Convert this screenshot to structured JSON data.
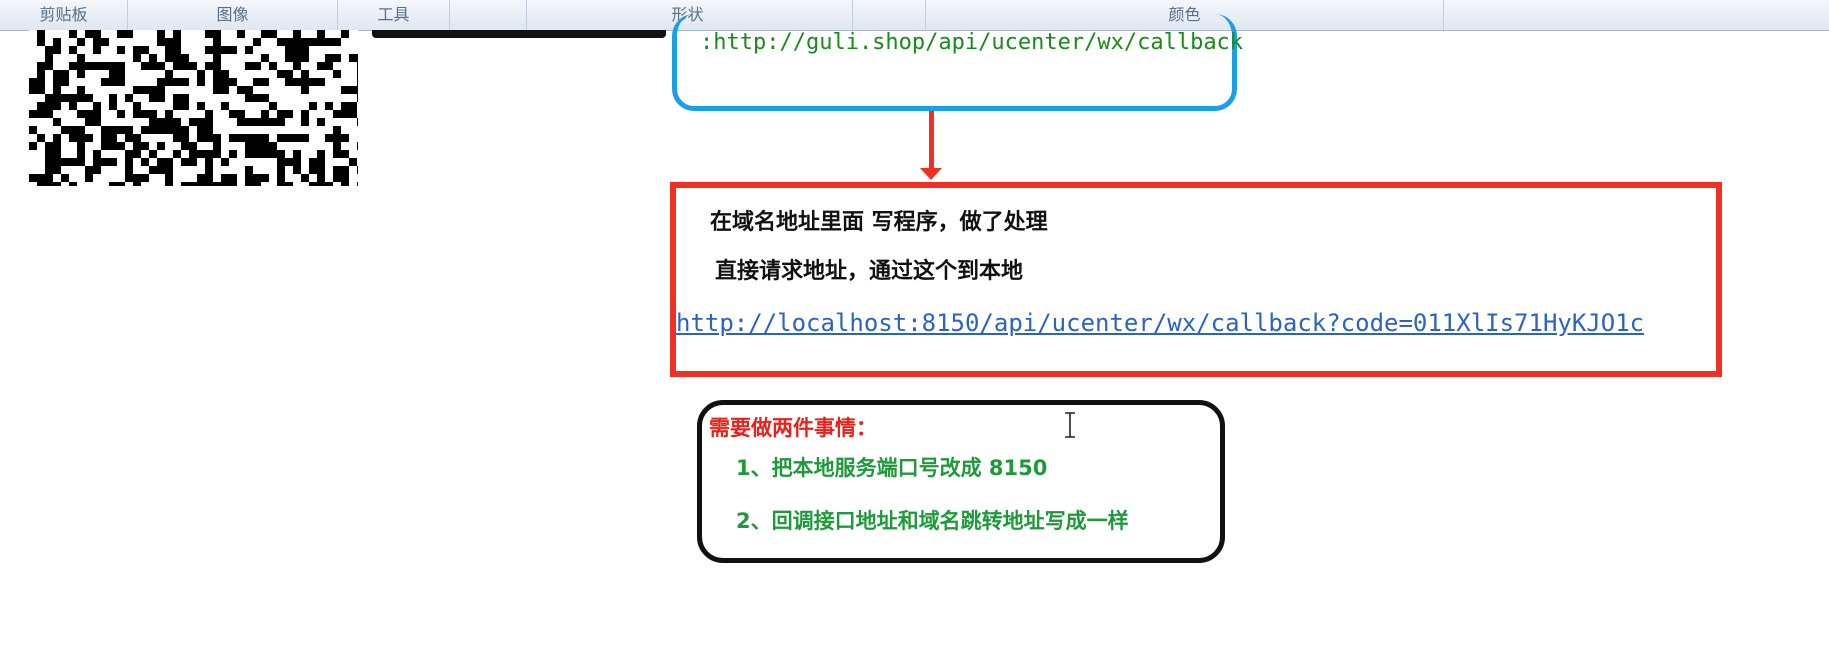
{
  "ribbon": {
    "groups": [
      "剪贴板",
      "图像",
      "工具",
      "形状",
      "颜色"
    ]
  },
  "callback_box": {
    "url": ":http://guli.shop/api/ucenter/wx/callback"
  },
  "process_box": {
    "line1": "在域名地址里面 写程序，做了处理",
    "line2": "直接请求地址，通过这个到本地",
    "url": "http://localhost:8150/api/ucenter/wx/callback?code=011XlIs71HyKJO1c"
  },
  "todo_box": {
    "title": "需要做两件事情：",
    "items": [
      "1、把本地服务端口号改成 8150",
      "2、回调接口地址和域名跳转地址写成一样"
    ]
  },
  "colors": {
    "blue": "#1aa0e6",
    "red": "#ee3124",
    "green": "#1f9a3a"
  }
}
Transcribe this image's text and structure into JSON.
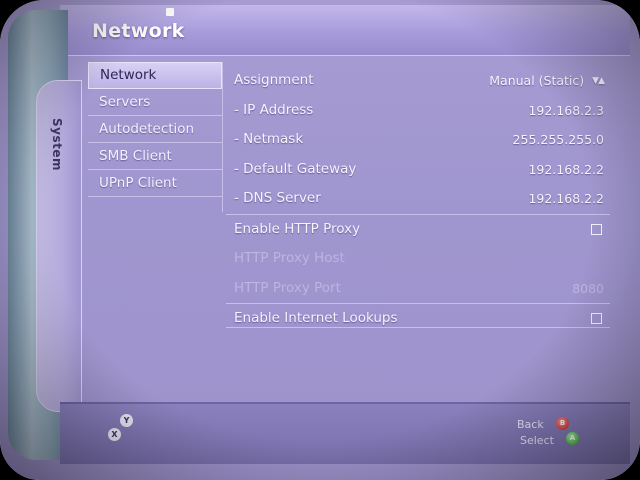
{
  "header": {
    "title": "Network"
  },
  "sidebar": {
    "blade_label": "System"
  },
  "menu": {
    "items": [
      {
        "label": "Network"
      },
      {
        "label": "Servers"
      },
      {
        "label": "Autodetection"
      },
      {
        "label": "SMB Client"
      },
      {
        "label": "UPnP Client"
      }
    ],
    "selected_index": 0
  },
  "settings": {
    "assignment": {
      "label": "Assignment",
      "value": "Manual (Static)"
    },
    "ip_address": {
      "label": "- IP Address",
      "value": "192.168.2.3"
    },
    "netmask": {
      "label": "- Netmask",
      "value": "255.255.255.0"
    },
    "gateway": {
      "label": "- Default Gateway",
      "value": "192.168.2.2"
    },
    "dns": {
      "label": "- DNS Server",
      "value": "192.168.2.2"
    },
    "http_proxy": {
      "label": "Enable HTTP Proxy",
      "checked": false
    },
    "proxy_host": {
      "label": "HTTP Proxy Host",
      "value": ""
    },
    "proxy_port": {
      "label": "HTTP Proxy Port",
      "value": "8080"
    },
    "internet_lookups": {
      "label": "Enable Internet Lookups",
      "checked": false
    }
  },
  "footer": {
    "y_button": "Y",
    "x_button": "X",
    "back_label": "Back",
    "b_button": "B",
    "select_label": "Select",
    "a_button": "A"
  },
  "colors": {
    "screen_bg": "#a096cf",
    "menu_selected_bg": "#d8d1f4",
    "text_primary": "#f6f3ff",
    "text_disabled": "#bdb4e2",
    "button_b": "#c42424",
    "button_a": "#2f9a2f"
  }
}
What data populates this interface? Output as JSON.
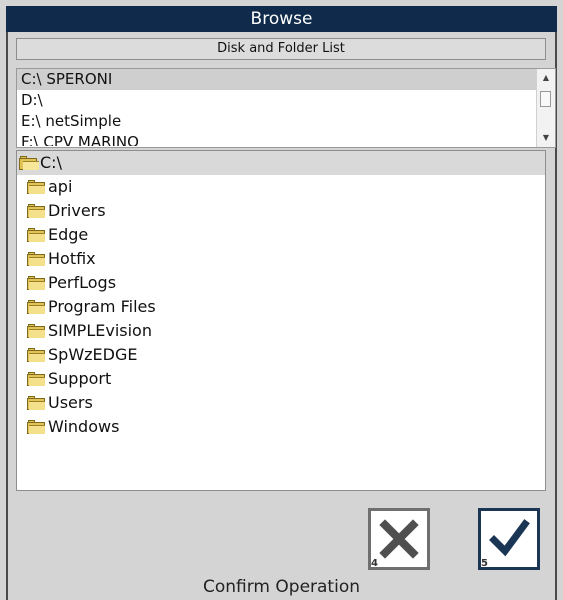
{
  "window": {
    "title": "Browse"
  },
  "disk_section": {
    "header": "Disk and Folder List"
  },
  "disks": [
    {
      "label": "C:\\ SPERONI",
      "selected": true
    },
    {
      "label": "D:\\",
      "selected": false
    },
    {
      "label": "E:\\ netSimple",
      "selected": false
    },
    {
      "label": "F:\\ CPV MARINO",
      "selected": false
    }
  ],
  "tree": {
    "root": "C:\\",
    "folders": [
      "api",
      "Drivers",
      "Edge",
      "Hotfix",
      "PerfLogs",
      "Program Files",
      "SIMPLEvision",
      "SpWzEDGE",
      "Support",
      "Users",
      "Windows"
    ]
  },
  "buttons": {
    "cancel_key": "4",
    "confirm_key": "5"
  },
  "status": {
    "label": "Confirm Operation"
  },
  "icons": {
    "cancel": "x-icon",
    "confirm": "check-icon",
    "folder": "folder-icon",
    "root": "open-folder-icon"
  },
  "colors": {
    "titlebar": "#0f2a4a",
    "confirm_border": "#1b3555",
    "background": "#d4d4d4"
  }
}
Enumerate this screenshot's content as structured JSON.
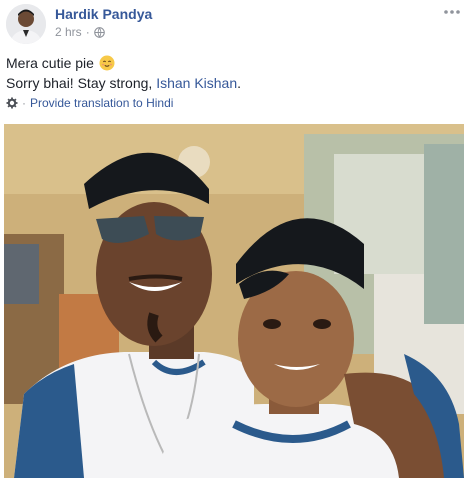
{
  "post": {
    "author": "Hardik Pandya",
    "timestamp": "2 hrs",
    "separator": "·",
    "privacy_icon": "globe-icon",
    "more_icon": "ellipsis-icon",
    "text_line1": "Mera cutie pie",
    "text_line1_emoji": "smiling-face-emoji",
    "text_line2_prefix": "Sorry bhai! Stay strong, ",
    "text_line2_mention": "Ishan Kishan",
    "text_line2_suffix": ".",
    "translate_icon": "gear-icon",
    "translate_separator": "·",
    "translate_label": "Provide translation to Hindi"
  },
  "colors": {
    "link": "#365899",
    "meta": "#90949c",
    "text": "#1d2129"
  }
}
================
Exercise requirements: Where does the word "data" appear? Return each line that holds it.

Task solution:
Convert this screenshot to structured JSON data.
What data populates this interface? Output as JSON.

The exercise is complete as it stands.